Dataset records ::
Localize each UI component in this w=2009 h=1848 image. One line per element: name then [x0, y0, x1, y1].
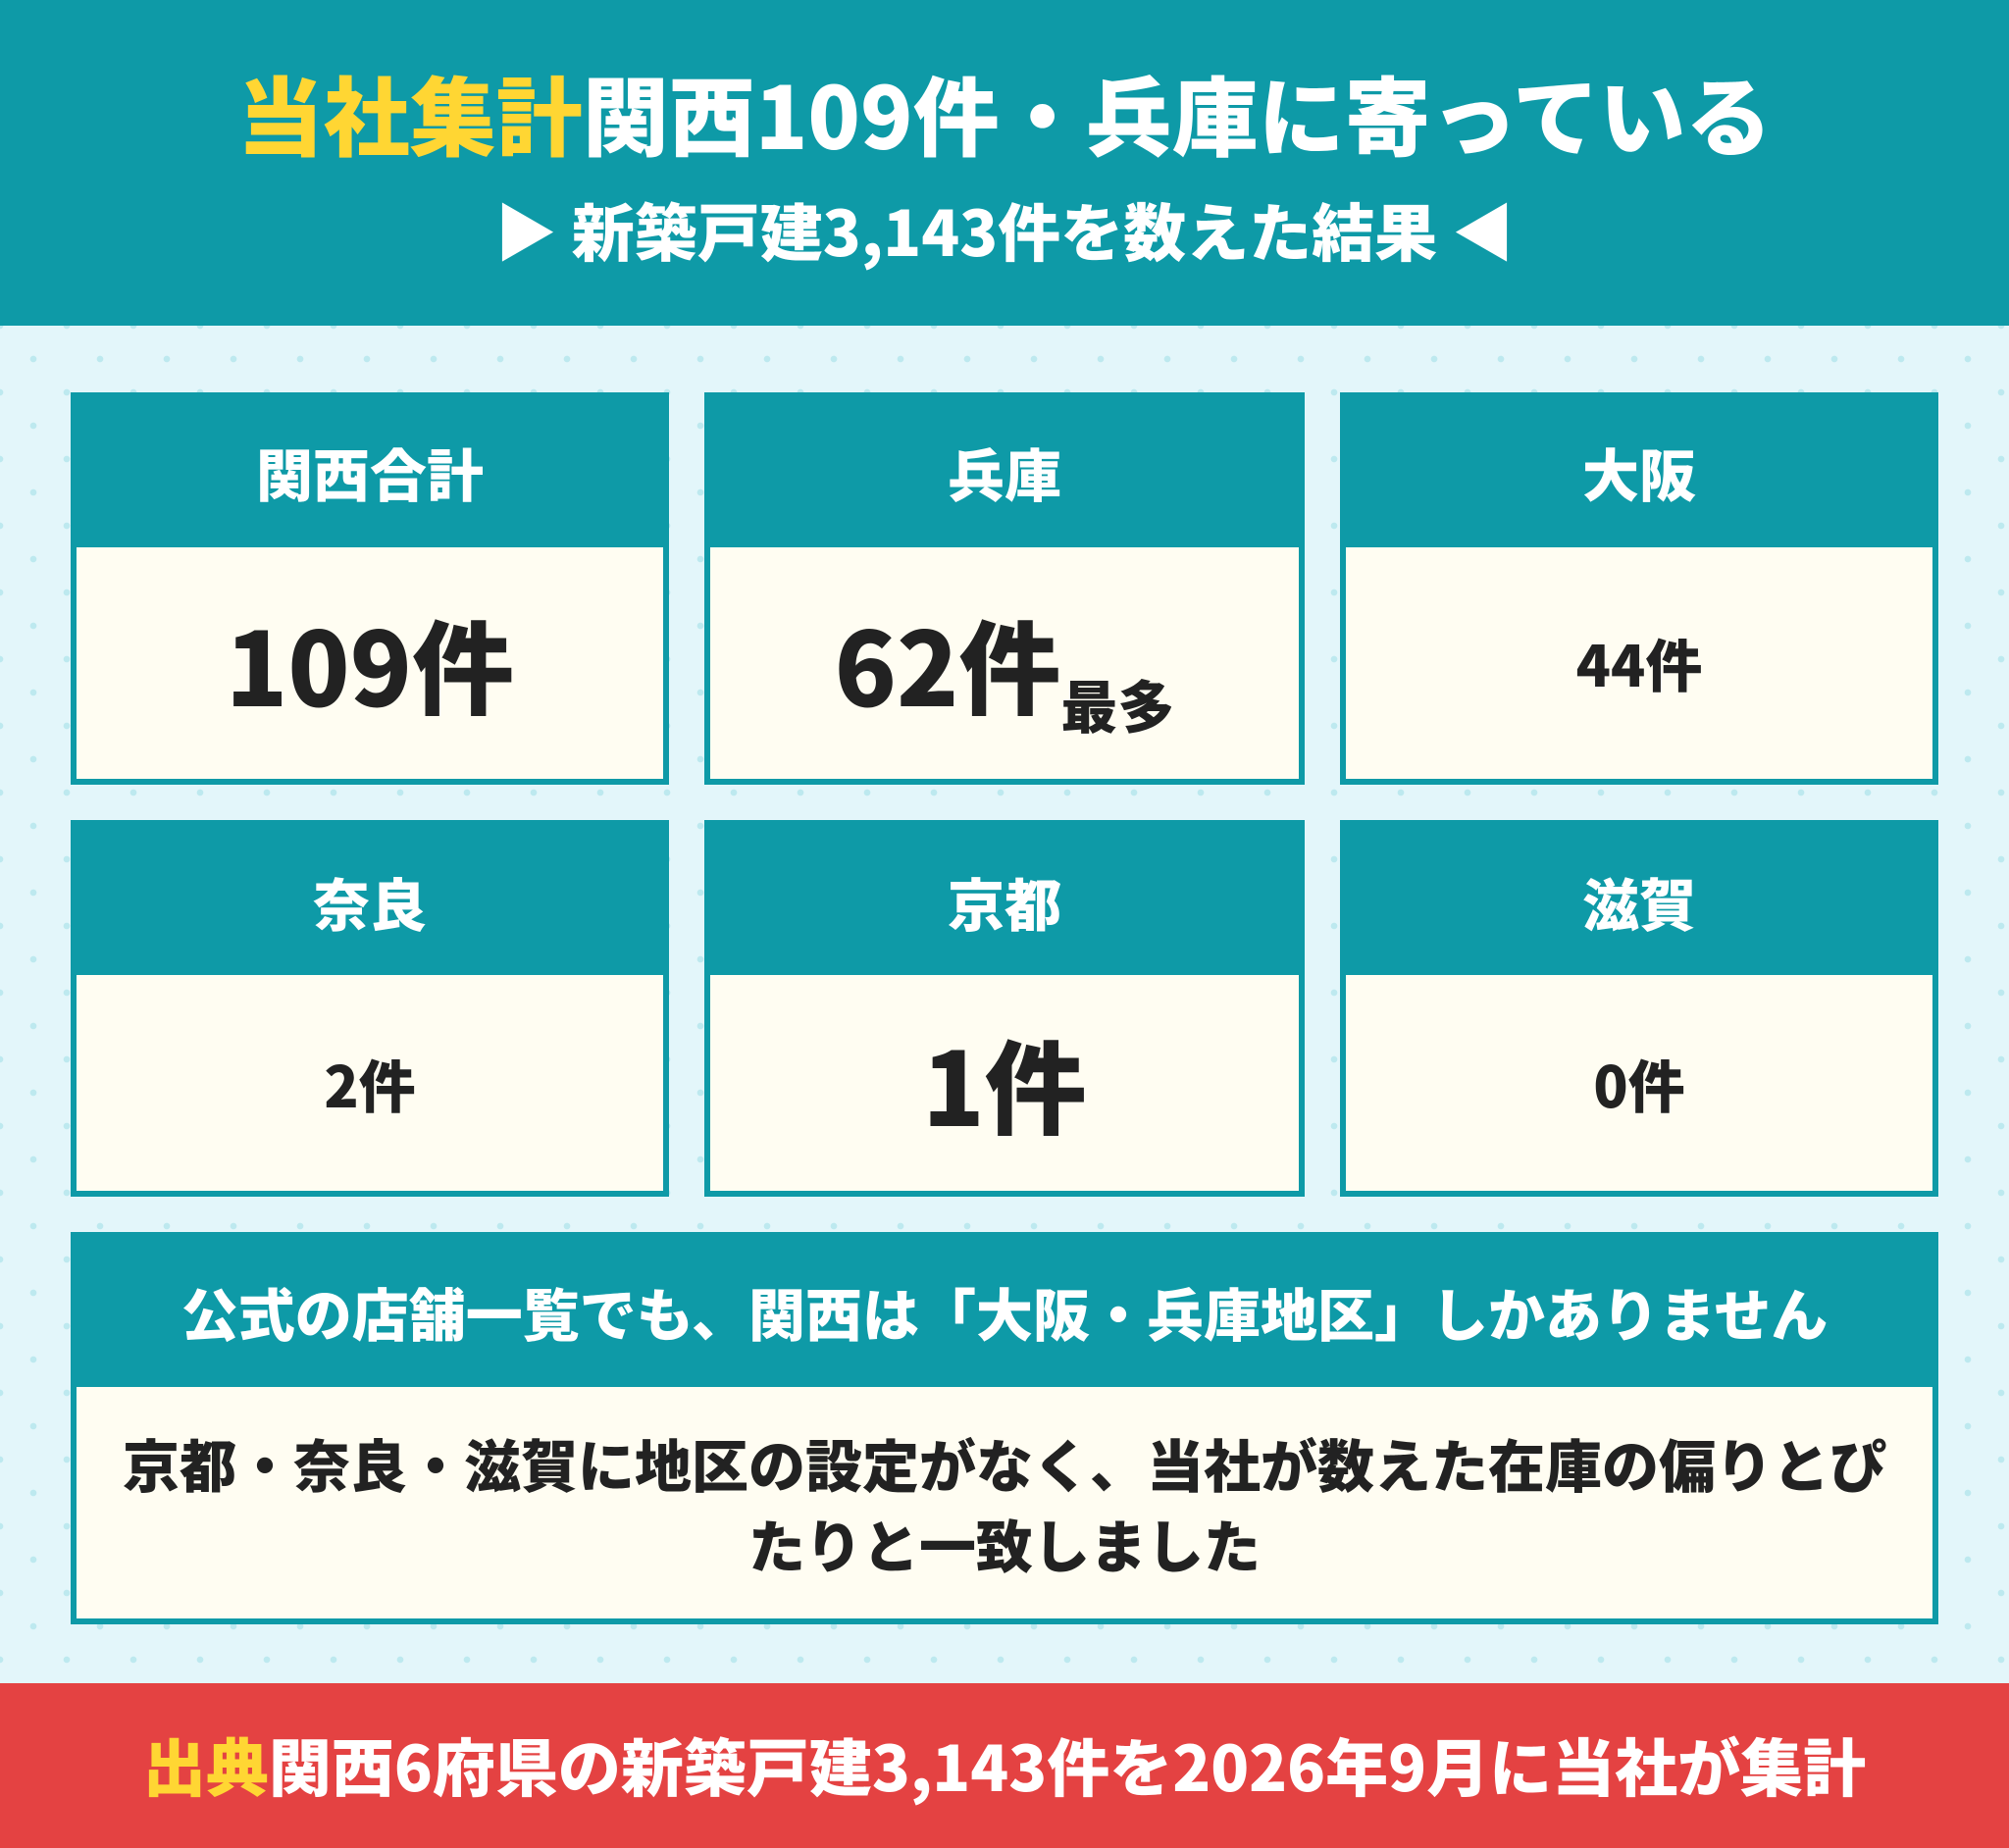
card: Osaka: [1340, 392, 1938, 785]
footer source note: 出典関西6府県の新築戸建3,143件を2026年9月に当社が集計: [143, 1720, 1866, 1810]
card heading: [1340, 392, 1938, 547]
subtitle: ▶ 新築戸建3,143件を数えた結果 ◀: [494, 184, 1515, 275]
card value: 2件: [324, 1042, 416, 1124]
card heading: 京都: [948, 860, 1061, 943]
card heading: 滋賀: [1582, 860, 1696, 943]
card heading: [704, 820, 1305, 975]
card: Kansai total: [71, 392, 669, 785]
footer source note: [0, 1683, 2009, 1848]
card: Shiga: [1340, 820, 1938, 1197]
card: Kyoto: [704, 820, 1305, 1197]
card: Nara: [71, 820, 669, 1197]
card value: 0件: [1593, 1042, 1685, 1124]
card heading: [71, 392, 669, 547]
title: 当社集計関西109件・兵庫に寄っている: [237, 50, 1772, 175]
panel body text: 京都・奈良・滋賀に地区の設定がなく、当社が数えた在庫の偏りとぴたりと一致しました: [123, 1421, 1886, 1584]
card value: 62件: [835, 588, 1060, 736]
card value: 最多: [1060, 662, 1174, 744]
panel heading: 公式の店舗一覧でも、関西は「大阪・兵庫地区」しかありません: [181, 1270, 1828, 1353]
panel: official store list note: [71, 1232, 1938, 1624]
header banner: [0, 0, 2009, 326]
card value: 1件: [922, 1007, 1087, 1155]
dotted background: [0, 326, 2009, 1683]
card heading: [1340, 820, 1938, 975]
card heading: 兵庫: [948, 431, 1061, 513]
card heading: 大阪: [1582, 431, 1696, 513]
card value: 44件: [1576, 621, 1702, 703]
card value: [835, 588, 1174, 744]
panel heading: [71, 1232, 1938, 1387]
card heading: 関西合計: [256, 431, 484, 513]
card: Hyogo: [704, 392, 1305, 785]
card value: 109件: [226, 588, 514, 736]
card heading: [71, 820, 669, 975]
card heading: 奈良: [313, 860, 427, 943]
card heading: [704, 392, 1305, 547]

Exercise ::
Please copy the records above, swapping every "card heading" for "tile heading" and leaving everything else unchanged. Omit the pictures from your answer.

Solution for this problem ::
Localize each UI component in this w=2009 h=1848 image. One line per element: name then [x0, y0, x1, y1].
card: Osaka: [1340, 392, 1938, 785]
footer source note: 出典関西6府県の新築戸建3,143件を2026年9月に当社が集計: [143, 1720, 1866, 1810]
tile heading: [1340, 392, 1938, 547]
subtitle: ▶ 新築戸建3,143件を数えた結果 ◀: [494, 184, 1515, 275]
card value: 2件: [324, 1042, 416, 1124]
tile heading: 京都: [948, 860, 1061, 943]
tile heading: 滋賀: [1582, 860, 1696, 943]
tile heading: [704, 820, 1305, 975]
card: Kansai total: [71, 392, 669, 785]
footer source note: [0, 1683, 2009, 1848]
card: Shiga: [1340, 820, 1938, 1197]
card: Kyoto: [704, 820, 1305, 1197]
card: Nara: [71, 820, 669, 1197]
card value: 0件: [1593, 1042, 1685, 1124]
tile heading: [71, 392, 669, 547]
title: 当社集計関西109件・兵庫に寄っている: [237, 50, 1772, 175]
panel body text: 京都・奈良・滋賀に地区の設定がなく、当社が数えた在庫の偏りとぴたりと一致しました: [123, 1421, 1886, 1584]
card value: 62件: [835, 588, 1060, 736]
card value: 最多: [1060, 662, 1174, 744]
panel heading: 公式の店舗一覧でも、関西は「大阪・兵庫地区」しかありません: [181, 1270, 1828, 1353]
panel: official store list note: [71, 1232, 1938, 1624]
header banner: [0, 0, 2009, 326]
card value: 1件: [922, 1007, 1087, 1155]
dotted background: [0, 326, 2009, 1683]
tile heading: [1340, 820, 1938, 975]
tile heading: 兵庫: [948, 431, 1061, 513]
tile heading: 大阪: [1582, 431, 1696, 513]
card value: 44件: [1576, 621, 1702, 703]
card value: [835, 588, 1174, 744]
panel heading: [71, 1232, 1938, 1387]
tile heading: 関西合計: [256, 431, 484, 513]
card: Hyogo: [704, 392, 1305, 785]
card value: 109件: [226, 588, 514, 736]
tile heading: [71, 820, 669, 975]
tile heading: 奈良: [313, 860, 427, 943]
tile heading: [704, 392, 1305, 547]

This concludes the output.